**What is needed**
Wherever the string "Sunspot" occurs in a line of these records, report that line.
=-=-=
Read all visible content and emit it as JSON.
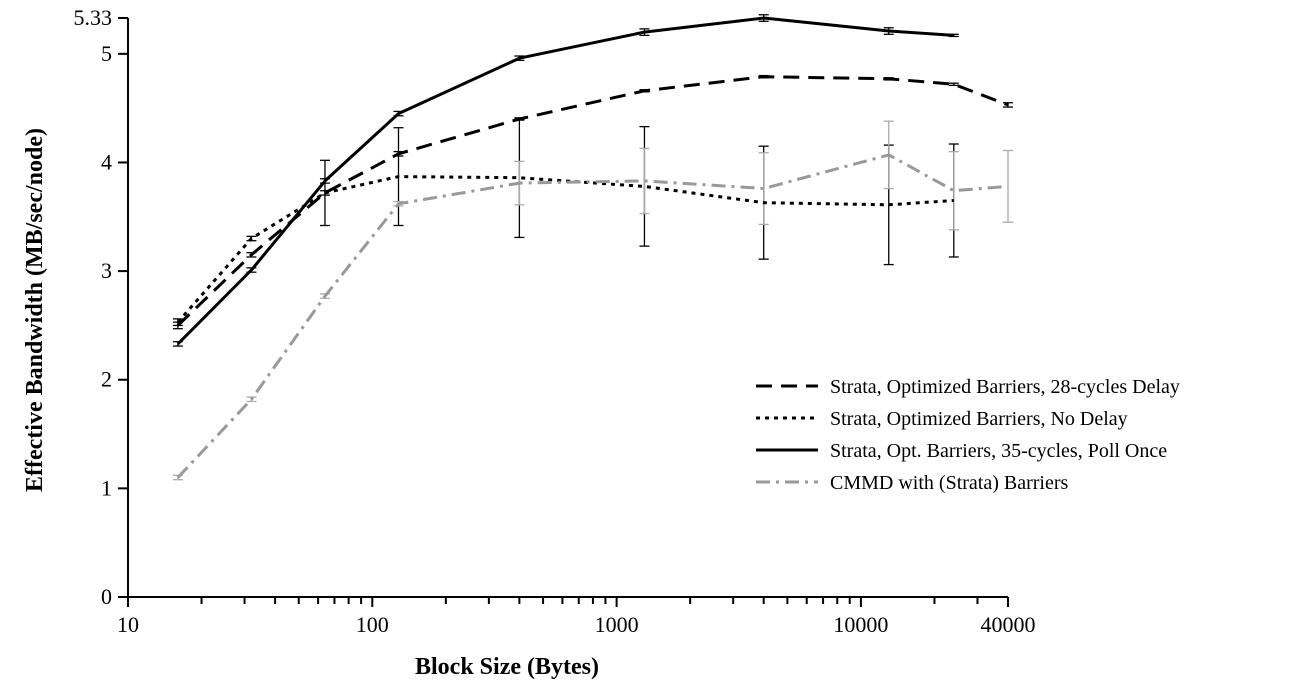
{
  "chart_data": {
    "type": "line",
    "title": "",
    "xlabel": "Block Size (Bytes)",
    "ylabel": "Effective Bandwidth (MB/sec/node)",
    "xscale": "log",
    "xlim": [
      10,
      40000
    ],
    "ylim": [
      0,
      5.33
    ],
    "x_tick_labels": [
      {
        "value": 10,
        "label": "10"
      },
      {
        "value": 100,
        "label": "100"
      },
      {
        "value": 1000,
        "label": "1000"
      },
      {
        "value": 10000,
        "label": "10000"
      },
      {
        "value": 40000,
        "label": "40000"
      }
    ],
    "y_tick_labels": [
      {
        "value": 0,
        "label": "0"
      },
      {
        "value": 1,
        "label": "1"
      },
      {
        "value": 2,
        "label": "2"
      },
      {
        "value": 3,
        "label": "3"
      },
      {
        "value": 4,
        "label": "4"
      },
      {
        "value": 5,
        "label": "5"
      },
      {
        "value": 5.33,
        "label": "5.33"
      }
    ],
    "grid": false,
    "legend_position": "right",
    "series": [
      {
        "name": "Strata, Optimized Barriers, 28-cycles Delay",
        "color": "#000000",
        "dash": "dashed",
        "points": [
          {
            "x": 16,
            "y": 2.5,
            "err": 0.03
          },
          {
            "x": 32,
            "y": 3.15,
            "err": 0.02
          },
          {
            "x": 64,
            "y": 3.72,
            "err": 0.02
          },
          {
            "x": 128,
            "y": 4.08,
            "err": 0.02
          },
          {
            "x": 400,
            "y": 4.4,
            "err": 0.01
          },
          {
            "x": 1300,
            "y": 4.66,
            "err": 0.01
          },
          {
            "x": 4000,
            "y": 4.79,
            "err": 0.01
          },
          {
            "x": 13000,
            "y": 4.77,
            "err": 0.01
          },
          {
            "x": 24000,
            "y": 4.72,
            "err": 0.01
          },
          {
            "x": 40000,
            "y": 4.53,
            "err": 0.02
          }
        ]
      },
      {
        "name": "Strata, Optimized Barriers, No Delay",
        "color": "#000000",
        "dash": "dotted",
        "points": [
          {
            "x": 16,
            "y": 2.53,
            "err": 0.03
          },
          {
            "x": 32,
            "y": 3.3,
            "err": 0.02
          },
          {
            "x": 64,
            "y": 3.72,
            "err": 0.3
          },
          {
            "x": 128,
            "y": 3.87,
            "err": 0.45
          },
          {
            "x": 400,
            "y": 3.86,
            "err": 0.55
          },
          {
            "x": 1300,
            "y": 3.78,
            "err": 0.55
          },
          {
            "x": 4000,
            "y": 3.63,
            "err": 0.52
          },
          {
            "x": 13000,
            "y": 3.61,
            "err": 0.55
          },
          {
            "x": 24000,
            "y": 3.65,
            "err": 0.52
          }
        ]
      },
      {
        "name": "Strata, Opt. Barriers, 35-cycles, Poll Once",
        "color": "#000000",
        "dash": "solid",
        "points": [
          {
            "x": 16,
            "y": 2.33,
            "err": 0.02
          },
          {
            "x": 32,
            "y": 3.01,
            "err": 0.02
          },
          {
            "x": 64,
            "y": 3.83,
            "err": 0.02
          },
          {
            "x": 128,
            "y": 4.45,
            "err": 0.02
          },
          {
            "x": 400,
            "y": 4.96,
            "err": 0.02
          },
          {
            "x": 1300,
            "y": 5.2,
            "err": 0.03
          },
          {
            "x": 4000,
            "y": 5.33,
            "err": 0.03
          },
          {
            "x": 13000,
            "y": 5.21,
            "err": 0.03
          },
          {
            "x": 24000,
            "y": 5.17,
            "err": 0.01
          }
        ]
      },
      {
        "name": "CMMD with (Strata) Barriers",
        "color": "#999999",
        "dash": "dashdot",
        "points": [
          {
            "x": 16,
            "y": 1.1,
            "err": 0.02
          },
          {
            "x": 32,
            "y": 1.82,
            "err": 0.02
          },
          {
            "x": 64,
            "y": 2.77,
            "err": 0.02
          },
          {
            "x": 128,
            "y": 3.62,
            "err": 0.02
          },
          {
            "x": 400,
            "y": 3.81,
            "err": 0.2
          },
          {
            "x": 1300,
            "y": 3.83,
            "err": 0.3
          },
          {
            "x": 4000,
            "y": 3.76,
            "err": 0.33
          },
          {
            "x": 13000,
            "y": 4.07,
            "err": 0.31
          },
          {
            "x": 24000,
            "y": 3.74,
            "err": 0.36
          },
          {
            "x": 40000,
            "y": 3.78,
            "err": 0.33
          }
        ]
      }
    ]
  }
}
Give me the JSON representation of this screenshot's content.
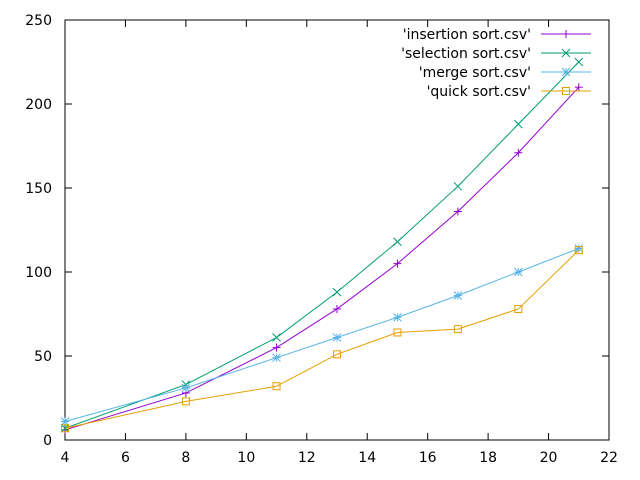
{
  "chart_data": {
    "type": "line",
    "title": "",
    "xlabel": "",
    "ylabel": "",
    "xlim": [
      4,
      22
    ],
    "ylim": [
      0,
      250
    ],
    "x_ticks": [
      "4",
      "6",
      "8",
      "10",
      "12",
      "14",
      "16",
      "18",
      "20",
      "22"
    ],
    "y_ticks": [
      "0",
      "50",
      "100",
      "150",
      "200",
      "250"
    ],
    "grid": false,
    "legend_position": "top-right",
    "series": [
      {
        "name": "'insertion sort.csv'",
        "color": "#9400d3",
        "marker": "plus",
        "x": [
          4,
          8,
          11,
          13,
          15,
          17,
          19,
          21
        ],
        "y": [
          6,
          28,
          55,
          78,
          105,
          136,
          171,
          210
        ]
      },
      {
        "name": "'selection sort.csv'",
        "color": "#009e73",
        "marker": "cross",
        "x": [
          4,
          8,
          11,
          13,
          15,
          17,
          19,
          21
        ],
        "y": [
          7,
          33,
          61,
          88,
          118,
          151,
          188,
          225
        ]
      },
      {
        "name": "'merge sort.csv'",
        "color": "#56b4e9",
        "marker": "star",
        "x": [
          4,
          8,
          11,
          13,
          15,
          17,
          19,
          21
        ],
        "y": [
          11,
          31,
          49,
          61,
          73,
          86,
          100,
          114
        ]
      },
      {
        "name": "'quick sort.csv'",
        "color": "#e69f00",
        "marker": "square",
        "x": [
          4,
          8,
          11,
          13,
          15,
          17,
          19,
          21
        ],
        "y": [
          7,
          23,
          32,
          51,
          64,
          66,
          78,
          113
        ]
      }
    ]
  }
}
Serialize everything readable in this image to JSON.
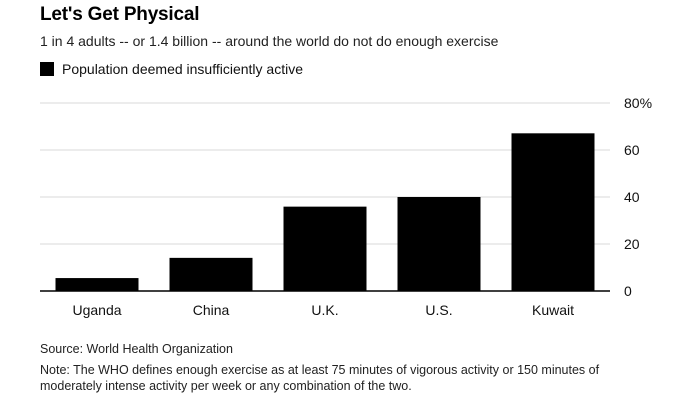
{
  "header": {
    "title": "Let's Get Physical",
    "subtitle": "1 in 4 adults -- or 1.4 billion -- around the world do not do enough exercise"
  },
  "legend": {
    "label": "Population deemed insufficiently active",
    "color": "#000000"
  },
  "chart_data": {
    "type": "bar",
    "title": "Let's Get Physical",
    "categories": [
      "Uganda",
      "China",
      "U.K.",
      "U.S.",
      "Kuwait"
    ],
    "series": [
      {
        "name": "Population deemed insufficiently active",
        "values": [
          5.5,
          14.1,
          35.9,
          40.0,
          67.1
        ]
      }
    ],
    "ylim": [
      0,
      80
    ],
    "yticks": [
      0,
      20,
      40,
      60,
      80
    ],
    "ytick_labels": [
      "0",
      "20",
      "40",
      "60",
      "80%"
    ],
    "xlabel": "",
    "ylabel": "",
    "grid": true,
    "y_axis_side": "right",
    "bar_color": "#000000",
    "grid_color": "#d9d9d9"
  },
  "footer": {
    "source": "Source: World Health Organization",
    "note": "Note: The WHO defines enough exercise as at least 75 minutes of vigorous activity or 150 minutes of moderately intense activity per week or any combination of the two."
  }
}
=-=-=
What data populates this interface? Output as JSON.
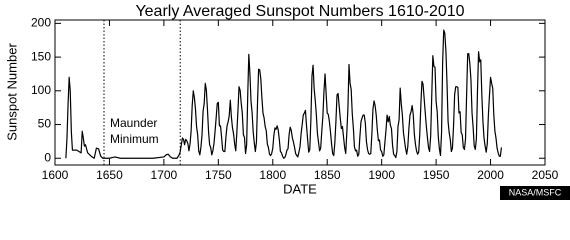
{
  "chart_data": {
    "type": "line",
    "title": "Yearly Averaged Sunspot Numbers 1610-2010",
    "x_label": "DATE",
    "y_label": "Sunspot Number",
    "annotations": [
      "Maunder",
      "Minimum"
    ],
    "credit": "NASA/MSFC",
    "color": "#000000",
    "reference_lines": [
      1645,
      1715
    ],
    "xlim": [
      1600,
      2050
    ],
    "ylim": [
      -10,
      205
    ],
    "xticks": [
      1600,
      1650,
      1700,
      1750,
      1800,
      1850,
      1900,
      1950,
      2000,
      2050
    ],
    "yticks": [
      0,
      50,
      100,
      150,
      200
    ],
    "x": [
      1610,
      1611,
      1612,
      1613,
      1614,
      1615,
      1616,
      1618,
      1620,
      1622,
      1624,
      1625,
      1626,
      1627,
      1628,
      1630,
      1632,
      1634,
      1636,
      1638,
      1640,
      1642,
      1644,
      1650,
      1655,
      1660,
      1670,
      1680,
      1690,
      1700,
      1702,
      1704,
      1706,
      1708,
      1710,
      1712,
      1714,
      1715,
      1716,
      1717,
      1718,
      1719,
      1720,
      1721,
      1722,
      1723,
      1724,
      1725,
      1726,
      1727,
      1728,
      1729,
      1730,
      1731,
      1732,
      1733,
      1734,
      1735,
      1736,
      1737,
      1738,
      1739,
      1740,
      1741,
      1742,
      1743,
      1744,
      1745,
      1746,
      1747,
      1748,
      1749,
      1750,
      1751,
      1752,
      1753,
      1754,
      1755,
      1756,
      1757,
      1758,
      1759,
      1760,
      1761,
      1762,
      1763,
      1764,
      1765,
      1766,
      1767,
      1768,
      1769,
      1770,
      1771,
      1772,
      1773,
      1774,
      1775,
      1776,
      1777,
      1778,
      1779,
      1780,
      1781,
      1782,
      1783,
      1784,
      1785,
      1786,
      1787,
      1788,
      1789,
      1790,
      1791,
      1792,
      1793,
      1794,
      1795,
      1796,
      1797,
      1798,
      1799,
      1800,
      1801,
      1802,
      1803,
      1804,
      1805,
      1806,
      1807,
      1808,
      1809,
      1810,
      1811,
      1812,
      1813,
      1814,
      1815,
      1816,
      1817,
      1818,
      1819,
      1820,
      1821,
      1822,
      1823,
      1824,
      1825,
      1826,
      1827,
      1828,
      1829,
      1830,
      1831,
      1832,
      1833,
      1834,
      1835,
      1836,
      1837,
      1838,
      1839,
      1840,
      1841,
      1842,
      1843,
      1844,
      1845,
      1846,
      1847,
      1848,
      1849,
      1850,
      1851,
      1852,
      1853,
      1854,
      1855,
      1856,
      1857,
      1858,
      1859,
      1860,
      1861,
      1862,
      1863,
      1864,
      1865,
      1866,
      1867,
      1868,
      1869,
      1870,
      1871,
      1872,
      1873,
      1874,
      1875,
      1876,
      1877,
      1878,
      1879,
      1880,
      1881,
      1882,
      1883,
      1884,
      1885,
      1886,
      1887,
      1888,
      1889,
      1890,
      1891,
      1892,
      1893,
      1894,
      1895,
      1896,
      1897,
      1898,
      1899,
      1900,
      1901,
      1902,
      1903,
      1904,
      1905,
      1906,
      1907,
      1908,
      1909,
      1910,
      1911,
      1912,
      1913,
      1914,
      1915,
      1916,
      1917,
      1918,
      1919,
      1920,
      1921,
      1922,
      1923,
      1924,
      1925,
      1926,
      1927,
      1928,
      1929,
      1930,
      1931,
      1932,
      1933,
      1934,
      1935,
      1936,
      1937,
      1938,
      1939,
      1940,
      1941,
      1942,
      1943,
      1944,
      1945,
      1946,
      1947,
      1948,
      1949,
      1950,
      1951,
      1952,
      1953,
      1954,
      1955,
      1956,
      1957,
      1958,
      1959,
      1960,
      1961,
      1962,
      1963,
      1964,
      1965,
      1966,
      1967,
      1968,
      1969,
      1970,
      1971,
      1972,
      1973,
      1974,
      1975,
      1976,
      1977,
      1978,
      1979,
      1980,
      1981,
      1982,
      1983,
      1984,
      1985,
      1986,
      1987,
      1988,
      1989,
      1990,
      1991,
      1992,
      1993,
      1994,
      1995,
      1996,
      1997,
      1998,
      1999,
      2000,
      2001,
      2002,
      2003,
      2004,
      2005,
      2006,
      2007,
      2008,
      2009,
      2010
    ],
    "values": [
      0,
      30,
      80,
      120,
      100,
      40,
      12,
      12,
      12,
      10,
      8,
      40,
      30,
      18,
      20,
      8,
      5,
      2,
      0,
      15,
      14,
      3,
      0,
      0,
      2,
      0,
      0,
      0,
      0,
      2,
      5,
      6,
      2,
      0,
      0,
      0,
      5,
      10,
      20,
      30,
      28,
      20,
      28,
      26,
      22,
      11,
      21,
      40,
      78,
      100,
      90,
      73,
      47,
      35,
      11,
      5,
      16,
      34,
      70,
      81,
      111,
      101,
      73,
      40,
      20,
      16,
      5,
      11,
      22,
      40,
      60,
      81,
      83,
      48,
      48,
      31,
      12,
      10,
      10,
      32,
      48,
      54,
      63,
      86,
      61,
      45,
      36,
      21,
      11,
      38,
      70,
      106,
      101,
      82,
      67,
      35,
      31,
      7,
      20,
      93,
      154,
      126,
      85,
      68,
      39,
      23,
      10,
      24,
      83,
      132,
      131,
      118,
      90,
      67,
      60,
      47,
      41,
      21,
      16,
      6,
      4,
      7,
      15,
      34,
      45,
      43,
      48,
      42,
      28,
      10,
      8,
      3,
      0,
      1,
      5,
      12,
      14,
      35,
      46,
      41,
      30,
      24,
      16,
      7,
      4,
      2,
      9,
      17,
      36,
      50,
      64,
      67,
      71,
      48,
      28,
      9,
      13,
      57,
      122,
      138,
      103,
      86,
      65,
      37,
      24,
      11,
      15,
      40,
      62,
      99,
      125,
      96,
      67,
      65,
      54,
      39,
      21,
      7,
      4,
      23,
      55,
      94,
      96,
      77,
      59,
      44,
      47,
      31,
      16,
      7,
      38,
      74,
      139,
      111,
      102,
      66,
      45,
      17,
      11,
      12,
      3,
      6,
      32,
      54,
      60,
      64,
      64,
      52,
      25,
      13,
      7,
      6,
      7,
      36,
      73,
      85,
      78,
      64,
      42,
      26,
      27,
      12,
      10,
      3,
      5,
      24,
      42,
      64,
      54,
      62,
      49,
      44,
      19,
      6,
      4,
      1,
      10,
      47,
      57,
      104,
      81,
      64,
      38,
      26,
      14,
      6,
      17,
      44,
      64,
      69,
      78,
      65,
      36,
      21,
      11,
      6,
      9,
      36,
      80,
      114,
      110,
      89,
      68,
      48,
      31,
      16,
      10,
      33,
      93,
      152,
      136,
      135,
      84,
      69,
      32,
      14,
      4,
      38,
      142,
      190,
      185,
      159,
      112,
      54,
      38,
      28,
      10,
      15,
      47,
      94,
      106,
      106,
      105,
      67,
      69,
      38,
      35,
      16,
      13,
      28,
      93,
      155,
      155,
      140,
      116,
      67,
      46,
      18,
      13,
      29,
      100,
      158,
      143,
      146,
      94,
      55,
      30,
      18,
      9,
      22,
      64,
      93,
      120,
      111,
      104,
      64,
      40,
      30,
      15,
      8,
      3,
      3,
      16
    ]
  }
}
=-=-=
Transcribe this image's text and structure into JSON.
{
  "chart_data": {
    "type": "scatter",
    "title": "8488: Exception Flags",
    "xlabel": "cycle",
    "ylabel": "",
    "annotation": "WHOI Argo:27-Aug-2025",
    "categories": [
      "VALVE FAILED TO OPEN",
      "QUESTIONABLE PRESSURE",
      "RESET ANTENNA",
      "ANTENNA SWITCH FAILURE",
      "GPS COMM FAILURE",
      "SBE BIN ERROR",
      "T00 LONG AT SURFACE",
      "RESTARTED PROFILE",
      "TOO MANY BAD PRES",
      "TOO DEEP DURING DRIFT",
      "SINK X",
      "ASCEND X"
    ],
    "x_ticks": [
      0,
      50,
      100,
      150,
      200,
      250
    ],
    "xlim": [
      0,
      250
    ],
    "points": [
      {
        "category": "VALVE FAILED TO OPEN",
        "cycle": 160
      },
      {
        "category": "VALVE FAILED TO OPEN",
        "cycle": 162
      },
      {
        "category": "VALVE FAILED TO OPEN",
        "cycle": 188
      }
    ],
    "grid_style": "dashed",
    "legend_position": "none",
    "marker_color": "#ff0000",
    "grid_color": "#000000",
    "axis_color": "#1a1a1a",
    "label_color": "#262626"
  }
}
=-=-=
**Answer to the problem**
    "title": "Yearly Averaged Sunspot Numbers 1610-2010",
    "y_label": "Sunspot Number",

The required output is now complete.